Records from a dataset

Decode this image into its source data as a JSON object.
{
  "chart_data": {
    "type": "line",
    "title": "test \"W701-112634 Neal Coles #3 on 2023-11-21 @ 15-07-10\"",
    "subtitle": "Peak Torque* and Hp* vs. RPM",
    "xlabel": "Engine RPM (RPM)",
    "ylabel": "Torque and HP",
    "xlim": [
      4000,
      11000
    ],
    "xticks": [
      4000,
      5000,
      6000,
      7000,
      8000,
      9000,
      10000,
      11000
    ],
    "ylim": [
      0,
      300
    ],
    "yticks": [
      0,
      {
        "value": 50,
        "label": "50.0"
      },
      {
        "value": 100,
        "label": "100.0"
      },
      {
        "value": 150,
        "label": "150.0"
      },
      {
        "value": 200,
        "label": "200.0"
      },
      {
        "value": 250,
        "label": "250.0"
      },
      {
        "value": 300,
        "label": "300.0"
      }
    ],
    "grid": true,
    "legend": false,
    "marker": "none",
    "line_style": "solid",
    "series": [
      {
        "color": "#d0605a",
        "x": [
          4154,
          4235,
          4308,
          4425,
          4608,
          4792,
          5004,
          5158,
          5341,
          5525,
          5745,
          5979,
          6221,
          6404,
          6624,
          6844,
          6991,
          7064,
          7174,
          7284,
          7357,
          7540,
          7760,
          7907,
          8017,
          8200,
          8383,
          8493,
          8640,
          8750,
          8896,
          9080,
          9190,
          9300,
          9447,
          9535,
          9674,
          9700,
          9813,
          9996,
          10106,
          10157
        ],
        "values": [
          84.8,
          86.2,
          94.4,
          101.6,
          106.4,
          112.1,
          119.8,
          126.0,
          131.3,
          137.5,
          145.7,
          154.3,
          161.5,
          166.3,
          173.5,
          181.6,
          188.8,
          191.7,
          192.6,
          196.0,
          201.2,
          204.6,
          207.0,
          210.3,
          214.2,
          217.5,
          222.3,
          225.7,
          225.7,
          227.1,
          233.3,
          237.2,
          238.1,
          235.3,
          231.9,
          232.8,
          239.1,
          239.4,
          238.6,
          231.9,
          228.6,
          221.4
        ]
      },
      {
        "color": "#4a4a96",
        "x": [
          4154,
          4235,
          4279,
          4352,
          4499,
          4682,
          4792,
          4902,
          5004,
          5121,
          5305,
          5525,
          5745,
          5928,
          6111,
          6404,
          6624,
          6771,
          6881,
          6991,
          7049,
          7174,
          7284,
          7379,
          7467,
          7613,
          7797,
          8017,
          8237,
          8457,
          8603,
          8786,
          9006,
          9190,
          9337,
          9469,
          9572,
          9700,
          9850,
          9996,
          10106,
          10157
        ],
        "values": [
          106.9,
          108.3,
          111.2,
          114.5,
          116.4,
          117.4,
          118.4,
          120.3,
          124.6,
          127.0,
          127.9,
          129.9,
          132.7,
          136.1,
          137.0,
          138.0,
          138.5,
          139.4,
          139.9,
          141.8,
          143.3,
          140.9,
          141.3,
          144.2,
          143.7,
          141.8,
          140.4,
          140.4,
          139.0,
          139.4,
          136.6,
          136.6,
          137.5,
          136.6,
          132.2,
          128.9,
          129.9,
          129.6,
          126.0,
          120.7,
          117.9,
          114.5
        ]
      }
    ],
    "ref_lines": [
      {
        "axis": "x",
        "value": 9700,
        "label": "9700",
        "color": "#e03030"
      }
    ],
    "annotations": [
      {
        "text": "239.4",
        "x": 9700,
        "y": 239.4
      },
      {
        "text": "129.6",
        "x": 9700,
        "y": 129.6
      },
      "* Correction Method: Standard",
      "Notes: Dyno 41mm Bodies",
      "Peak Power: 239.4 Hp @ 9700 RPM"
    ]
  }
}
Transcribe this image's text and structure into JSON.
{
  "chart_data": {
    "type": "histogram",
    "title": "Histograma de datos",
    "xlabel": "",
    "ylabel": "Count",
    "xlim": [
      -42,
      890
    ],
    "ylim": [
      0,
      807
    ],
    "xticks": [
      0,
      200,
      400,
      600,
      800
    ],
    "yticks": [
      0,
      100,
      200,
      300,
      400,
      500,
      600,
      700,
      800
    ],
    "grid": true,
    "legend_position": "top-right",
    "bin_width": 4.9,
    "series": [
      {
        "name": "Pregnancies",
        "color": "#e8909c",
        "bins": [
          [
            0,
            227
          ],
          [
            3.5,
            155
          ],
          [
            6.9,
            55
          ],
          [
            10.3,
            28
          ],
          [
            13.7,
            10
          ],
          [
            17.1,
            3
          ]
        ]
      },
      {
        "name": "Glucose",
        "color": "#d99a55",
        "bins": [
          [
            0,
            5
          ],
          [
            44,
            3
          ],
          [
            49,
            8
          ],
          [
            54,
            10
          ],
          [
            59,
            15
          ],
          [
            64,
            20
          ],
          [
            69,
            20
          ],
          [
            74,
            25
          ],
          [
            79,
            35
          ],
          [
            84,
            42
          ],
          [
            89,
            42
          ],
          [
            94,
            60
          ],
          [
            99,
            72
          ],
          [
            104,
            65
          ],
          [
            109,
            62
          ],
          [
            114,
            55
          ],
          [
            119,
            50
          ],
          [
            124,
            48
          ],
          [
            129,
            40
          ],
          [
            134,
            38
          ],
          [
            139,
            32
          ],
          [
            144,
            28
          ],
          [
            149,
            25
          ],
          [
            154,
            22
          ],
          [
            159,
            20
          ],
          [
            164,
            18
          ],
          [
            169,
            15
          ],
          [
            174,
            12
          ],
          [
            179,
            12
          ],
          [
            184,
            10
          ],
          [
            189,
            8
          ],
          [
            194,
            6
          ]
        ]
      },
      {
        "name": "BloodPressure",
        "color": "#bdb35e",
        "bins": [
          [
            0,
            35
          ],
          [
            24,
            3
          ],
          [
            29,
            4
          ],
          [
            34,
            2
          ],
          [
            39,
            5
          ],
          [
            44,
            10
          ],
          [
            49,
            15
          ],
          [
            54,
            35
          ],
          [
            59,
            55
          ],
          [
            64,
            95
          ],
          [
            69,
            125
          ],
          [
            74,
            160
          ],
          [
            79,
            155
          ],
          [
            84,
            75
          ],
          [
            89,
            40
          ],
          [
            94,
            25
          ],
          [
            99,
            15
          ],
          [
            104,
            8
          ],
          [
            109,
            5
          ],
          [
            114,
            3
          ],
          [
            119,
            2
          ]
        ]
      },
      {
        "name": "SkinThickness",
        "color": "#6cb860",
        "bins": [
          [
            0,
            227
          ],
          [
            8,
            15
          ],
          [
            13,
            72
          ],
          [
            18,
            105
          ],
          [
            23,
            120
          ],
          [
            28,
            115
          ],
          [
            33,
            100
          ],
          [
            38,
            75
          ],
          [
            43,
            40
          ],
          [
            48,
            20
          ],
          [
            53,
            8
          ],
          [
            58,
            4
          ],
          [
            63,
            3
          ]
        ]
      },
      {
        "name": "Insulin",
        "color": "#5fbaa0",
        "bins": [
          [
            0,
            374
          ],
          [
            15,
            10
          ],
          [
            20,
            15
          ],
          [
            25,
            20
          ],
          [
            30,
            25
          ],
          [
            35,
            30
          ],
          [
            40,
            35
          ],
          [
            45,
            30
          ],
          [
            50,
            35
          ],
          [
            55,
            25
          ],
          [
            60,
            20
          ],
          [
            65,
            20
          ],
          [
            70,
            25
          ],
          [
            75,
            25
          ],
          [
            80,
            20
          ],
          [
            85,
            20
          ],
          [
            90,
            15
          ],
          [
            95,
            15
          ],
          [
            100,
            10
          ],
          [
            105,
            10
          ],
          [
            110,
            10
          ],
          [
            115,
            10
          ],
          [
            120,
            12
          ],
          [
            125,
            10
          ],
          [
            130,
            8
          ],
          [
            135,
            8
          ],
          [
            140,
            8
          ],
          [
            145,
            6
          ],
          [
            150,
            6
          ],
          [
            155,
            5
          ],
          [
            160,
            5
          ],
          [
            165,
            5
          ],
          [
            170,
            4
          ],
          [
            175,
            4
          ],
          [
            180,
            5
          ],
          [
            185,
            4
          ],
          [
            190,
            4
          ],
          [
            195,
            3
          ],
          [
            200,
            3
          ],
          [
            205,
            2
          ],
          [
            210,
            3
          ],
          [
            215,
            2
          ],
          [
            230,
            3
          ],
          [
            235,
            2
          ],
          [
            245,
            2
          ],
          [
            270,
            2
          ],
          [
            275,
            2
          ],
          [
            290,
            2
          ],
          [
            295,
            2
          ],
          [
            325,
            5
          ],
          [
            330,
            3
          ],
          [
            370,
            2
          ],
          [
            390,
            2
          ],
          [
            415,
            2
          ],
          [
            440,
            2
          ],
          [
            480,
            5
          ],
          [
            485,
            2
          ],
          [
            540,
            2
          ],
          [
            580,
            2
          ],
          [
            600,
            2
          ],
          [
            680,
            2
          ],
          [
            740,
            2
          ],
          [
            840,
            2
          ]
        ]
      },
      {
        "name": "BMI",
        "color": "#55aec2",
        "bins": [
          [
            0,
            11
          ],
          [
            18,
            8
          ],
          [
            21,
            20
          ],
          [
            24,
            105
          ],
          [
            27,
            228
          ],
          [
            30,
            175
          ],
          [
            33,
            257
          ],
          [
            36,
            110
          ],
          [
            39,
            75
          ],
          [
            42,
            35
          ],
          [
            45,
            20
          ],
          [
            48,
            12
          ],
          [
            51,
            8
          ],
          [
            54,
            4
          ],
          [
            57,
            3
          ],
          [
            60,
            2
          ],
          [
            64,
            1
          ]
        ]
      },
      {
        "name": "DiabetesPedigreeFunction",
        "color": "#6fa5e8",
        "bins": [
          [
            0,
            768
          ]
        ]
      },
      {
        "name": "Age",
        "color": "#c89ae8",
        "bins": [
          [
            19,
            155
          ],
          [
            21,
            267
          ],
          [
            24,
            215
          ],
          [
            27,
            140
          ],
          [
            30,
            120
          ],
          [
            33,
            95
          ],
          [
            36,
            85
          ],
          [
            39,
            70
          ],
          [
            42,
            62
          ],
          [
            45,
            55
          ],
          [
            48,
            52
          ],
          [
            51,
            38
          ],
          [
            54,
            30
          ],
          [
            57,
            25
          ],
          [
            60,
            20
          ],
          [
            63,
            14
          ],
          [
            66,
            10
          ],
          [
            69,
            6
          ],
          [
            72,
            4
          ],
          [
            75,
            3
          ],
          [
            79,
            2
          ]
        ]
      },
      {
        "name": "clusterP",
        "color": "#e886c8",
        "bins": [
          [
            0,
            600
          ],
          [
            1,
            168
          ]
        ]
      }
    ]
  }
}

* **Task requirements**: Above are the records. Copy every line in them holding "color".

* **Result for this exercise**:
        "color": "#d0605a",
        "color": "#4a4a96",
        "color": "#e03030"
        "color": "#e8909c",
        "color": "#d99a55",
        "color": "#bdb35e",
        "color": "#6cb860",
        "color": "#5fbaa0",
        "color": "#55aec2",
        "color": "#6fa5e8",
        "color": "#c89ae8",
        "color": "#e886c8",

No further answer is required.